▶ **Task requirements**
Go through the listing and copy every line word for word.

▶ **Records shown**
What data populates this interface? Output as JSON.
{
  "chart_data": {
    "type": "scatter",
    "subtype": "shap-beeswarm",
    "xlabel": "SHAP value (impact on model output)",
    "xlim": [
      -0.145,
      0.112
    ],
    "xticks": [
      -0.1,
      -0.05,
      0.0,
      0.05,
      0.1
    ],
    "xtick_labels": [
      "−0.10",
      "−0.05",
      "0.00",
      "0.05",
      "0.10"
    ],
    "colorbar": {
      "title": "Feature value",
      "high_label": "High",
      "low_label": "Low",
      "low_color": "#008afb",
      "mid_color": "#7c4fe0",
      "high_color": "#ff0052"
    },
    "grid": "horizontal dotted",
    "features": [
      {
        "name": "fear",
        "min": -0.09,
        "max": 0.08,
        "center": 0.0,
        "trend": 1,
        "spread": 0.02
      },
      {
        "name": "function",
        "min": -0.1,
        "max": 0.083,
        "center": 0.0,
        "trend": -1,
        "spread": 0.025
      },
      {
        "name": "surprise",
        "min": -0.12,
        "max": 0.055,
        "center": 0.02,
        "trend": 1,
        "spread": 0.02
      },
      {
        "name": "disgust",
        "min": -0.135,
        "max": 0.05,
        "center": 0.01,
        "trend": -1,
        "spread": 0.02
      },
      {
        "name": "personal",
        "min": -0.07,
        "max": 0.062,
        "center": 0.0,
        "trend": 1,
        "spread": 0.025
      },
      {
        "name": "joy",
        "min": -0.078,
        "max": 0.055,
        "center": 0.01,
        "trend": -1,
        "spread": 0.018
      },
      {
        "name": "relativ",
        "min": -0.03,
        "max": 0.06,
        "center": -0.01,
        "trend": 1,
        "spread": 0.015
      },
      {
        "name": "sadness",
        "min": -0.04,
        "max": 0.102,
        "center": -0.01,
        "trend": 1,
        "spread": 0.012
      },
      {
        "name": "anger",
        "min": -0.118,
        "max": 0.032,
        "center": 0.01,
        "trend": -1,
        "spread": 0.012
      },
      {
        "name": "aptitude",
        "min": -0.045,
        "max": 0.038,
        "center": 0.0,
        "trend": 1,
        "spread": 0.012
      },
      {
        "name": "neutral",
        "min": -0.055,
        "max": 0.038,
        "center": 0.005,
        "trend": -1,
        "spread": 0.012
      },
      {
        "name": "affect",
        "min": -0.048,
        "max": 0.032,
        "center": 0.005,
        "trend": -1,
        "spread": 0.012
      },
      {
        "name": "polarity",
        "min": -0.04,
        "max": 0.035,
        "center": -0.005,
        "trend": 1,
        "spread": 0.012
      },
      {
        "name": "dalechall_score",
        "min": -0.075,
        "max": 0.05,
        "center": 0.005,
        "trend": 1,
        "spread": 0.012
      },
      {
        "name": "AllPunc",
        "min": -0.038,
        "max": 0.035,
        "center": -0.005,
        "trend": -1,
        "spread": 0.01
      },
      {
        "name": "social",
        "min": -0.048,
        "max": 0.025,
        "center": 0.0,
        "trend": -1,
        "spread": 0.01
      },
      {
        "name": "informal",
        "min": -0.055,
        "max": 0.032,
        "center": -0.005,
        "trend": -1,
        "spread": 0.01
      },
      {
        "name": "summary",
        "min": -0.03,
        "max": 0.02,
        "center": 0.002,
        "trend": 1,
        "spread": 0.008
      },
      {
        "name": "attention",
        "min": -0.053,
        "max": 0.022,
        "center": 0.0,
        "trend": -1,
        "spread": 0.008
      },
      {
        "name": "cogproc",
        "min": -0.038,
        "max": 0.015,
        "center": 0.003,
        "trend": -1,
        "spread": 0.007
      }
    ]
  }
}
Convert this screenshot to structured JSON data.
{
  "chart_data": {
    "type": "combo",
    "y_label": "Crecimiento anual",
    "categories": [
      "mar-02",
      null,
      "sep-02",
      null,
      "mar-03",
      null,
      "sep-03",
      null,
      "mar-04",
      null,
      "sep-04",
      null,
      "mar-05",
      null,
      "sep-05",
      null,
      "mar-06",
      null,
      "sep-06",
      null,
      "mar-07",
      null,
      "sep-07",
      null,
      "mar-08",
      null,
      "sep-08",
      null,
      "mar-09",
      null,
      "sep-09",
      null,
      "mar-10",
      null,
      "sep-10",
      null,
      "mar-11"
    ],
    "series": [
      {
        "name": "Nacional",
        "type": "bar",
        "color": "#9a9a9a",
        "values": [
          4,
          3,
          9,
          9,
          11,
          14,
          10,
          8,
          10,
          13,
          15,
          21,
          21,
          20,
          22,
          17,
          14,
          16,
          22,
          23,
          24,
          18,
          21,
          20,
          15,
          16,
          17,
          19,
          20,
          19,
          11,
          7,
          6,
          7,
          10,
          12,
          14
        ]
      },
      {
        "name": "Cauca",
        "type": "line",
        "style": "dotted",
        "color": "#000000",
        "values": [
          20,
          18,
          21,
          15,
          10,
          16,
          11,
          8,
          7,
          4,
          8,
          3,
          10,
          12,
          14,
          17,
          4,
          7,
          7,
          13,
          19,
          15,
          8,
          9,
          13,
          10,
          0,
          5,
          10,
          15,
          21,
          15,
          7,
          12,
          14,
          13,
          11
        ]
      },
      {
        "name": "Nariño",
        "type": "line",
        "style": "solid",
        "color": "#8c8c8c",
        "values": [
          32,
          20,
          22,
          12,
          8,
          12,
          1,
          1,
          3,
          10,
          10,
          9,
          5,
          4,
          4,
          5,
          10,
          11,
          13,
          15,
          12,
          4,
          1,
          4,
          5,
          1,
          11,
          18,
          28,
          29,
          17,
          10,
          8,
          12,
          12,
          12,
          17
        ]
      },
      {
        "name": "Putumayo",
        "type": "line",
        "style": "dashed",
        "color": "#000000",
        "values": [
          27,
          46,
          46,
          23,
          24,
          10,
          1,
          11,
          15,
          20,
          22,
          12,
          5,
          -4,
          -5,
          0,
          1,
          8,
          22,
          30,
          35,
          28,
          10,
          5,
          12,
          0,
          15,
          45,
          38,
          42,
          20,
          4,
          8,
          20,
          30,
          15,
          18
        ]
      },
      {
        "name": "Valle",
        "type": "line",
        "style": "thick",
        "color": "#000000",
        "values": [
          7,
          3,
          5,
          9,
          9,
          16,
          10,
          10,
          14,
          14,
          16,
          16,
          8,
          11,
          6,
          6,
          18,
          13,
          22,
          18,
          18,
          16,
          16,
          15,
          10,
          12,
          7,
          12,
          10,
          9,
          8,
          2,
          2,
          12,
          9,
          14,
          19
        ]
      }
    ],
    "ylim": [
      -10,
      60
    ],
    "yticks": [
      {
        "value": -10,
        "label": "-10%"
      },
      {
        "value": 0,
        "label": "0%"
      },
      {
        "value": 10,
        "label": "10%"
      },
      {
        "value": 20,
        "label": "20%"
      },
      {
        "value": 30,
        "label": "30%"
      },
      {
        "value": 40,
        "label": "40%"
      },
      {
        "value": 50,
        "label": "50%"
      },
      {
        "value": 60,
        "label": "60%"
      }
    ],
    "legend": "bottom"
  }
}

▶ **Answer to the exercise**
What data populates this interface? Output as JSON.
{
  "chart_data": {
    "type": "scatter",
    "subtype": "shap-beeswarm",
    "xlabel": "SHAP value (impact on model output)",
    "xlim": [
      -0.145,
      0.112
    ],
    "xticks": [
      -0.1,
      -0.05,
      0.0,
      0.05,
      0.1
    ],
    "xtick_labels": [
      "−0.10",
      "−0.05",
      "0.00",
      "0.05",
      "0.10"
    ],
    "colorbar": {
      "title": "Feature value",
      "high_label": "High",
      "low_label": "Low",
      "low_color": "#008afb",
      "mid_color": "#7c4fe0",
      "high_color": "#ff0052"
    },
    "grid": "horizontal dotted",
    "features": [
      {
        "name": "fear",
        "min": -0.09,
        "max": 0.08,
        "center": 0.0,
        "trend": 1,
        "spread": 0.02
      },
      {
        "name": "function",
        "min": -0.1,
        "max": 0.083,
        "center": 0.0,
        "trend": -1,
        "spread": 0.025
      },
      {
        "name": "surprise",
        "min": -0.12,
        "max": 0.055,
        "center": 0.02,
        "trend": 1,
        "spread": 0.02
      },
      {
        "name": "disgust",
        "min": -0.135,
        "max": 0.05,
        "center": 0.01,
        "trend": -1,
        "spread": 0.02
      },
      {
        "name": "personal",
        "min": -0.07,
        "max": 0.062,
        "center": 0.0,
        "trend": 1,
        "spread": 0.025
      },
      {
        "name": "joy",
        "min": -0.078,
        "max": 0.055,
        "center": 0.01,
        "trend": -1,
        "spread": 0.018
      },
      {
        "name": "relativ",
        "min": -0.03,
        "max": 0.06,
        "center": -0.01,
        "trend": 1,
        "spread": 0.015
      },
      {
        "name": "sadness",
        "min": -0.04,
        "max": 0.102,
        "center": -0.01,
        "trend": 1,
        "spread": 0.012
      },
      {
        "name": "anger",
        "min": -0.118,
        "max": 0.032,
        "center": 0.01,
        "trend": -1,
        "spread": 0.012
      },
      {
        "name": "aptitude",
        "min": -0.045,
        "max": 0.038,
        "center": 0.0,
        "trend": 1,
        "spread": 0.012
      },
      {
        "name": "neutral",
        "min": -0.055,
        "max": 0.038,
        "center": 0.005,
        "trend": -1,
        "spread": 0.012
      },
      {
        "name": "affect",
        "min": -0.048,
        "max": 0.032,
        "center": 0.005,
        "trend": -1,
        "spread": 0.012
      },
      {
        "name": "polarity",
        "min": -0.04,
        "max": 0.035,
        "center": -0.005,
        "trend": 1,
        "spread": 0.012
      },
      {
        "name": "dalechall_score",
        "min": -0.075,
        "max": 0.05,
        "center": 0.005,
        "trend": 1,
        "spread": 0.012
      },
      {
        "name": "AllPunc",
        "min": -0.038,
        "max": 0.035,
        "center": -0.005,
        "trend": -1,
        "spread": 0.01
      },
      {
        "name": "social",
        "min": -0.048,
        "max": 0.025,
        "center": 0.0,
        "trend": -1,
        "spread": 0.01
      },
      {
        "name": "informal",
        "min": -0.055,
        "max": 0.032,
        "center": -0.005,
        "trend": -1,
        "spread": 0.01
      },
      {
        "name": "summary",
        "min": -0.03,
        "max": 0.02,
        "center": 0.002,
        "trend": 1,
        "spread": 0.008
      },
      {
        "name": "attention",
        "min": -0.053,
        "max": 0.022,
        "center": 0.0,
        "trend": -1,
        "spread": 0.008
      },
      {
        "name": "cogproc",
        "min": -0.038,
        "max": 0.015,
        "center": 0.003,
        "trend": -1,
        "spread": 0.007
      }
    ]
  }
}
Convert this screenshot to structured JSON data.
{
  "chart_data": {
    "type": "combo",
    "y_label": "Crecimiento anual",
    "categories": [
      "mar-02",
      null,
      "sep-02",
      null,
      "mar-03",
      null,
      "sep-03",
      null,
      "mar-04",
      null,
      "sep-04",
      null,
      "mar-05",
      null,
      "sep-05",
      null,
      "mar-06",
      null,
      "sep-06",
      null,
      "mar-07",
      null,
      "sep-07",
      null,
      "mar-08",
      null,
      "sep-08",
      null,
      "mar-09",
      null,
      "sep-09",
      null,
      "mar-10",
      null,
      "sep-10",
      null,
      "mar-11"
    ],
    "series": [
      {
        "name": "Nacional",
        "type": "bar",
        "color": "#9a9a9a",
        "values": [
          4,
          3,
          9,
          9,
          11,
          14,
          10,
          8,
          10,
          13,
          15,
          21,
          21,
          20,
          22,
          17,
          14,
          16,
          22,
          23,
          24,
          18,
          21,
          20,
          15,
          16,
          17,
          19,
          20,
          19,
          11,
          7,
          6,
          7,
          10,
          12,
          14
        ]
      },
      {
        "name": "Cauca",
        "type": "line",
        "style": "dotted",
        "color": "#000000",
        "values": [
          20,
          18,
          21,
          15,
          10,
          16,
          11,
          8,
          7,
          4,
          8,
          3,
          10,
          12,
          14,
          17,
          4,
          7,
          7,
          13,
          19,
          15,
          8,
          9,
          13,
          10,
          0,
          5,
          10,
          15,
          21,
          15,
          7,
          12,
          14,
          13,
          11
        ]
      },
      {
        "name": "Nariño",
        "type": "line",
        "style": "solid",
        "color": "#8c8c8c",
        "values": [
          32,
          20,
          22,
          12,
          8,
          12,
          1,
          1,
          3,
          10,
          10,
          9,
          5,
          4,
          4,
          5,
          10,
          11,
          13,
          15,
          12,
          4,
          1,
          4,
          5,
          1,
          11,
          18,
          28,
          29,
          17,
          10,
          8,
          12,
          12,
          12,
          17
        ]
      },
      {
        "name": "Putumayo",
        "type": "line",
        "style": "dashed",
        "color": "#000000",
        "values": [
          27,
          46,
          46,
          23,
          24,
          10,
          1,
          11,
          15,
          20,
          22,
          12,
          5,
          -4,
          -5,
          0,
          1,
          8,
          22,
          30,
          35,
          28,
          10,
          5,
          12,
          0,
          15,
          45,
          38,
          42,
          20,
          4,
          8,
          20,
          30,
          15,
          18
        ]
      },
      {
        "name": "Valle",
        "type": "line",
        "style": "thick",
        "color": "#000000",
        "values": [
          7,
          3,
          5,
          9,
          9,
          16,
          10,
          10,
          14,
          14,
          16,
          16,
          8,
          11,
          6,
          6,
          18,
          13,
          22,
          18,
          18,
          16,
          16,
          15,
          10,
          12,
          7,
          12,
          10,
          9,
          8,
          2,
          2,
          12,
          9,
          14,
          19
        ]
      }
    ],
    "ylim": [
      -10,
      60
    ],
    "yticks": [
      {
        "value": -10,
        "label": "-10%"
      },
      {
        "value": 0,
        "label": "0%"
      },
      {
        "value": 10,
        "label": "10%"
      },
      {
        "value": 20,
        "label": "20%"
      },
      {
        "value": 30,
        "label": "30%"
      },
      {
        "value": 40,
        "label": "40%"
      },
      {
        "value": 50,
        "label": "50%"
      },
      {
        "value": 60,
        "label": "60%"
      }
    ],
    "legend": "bottom"
  }
}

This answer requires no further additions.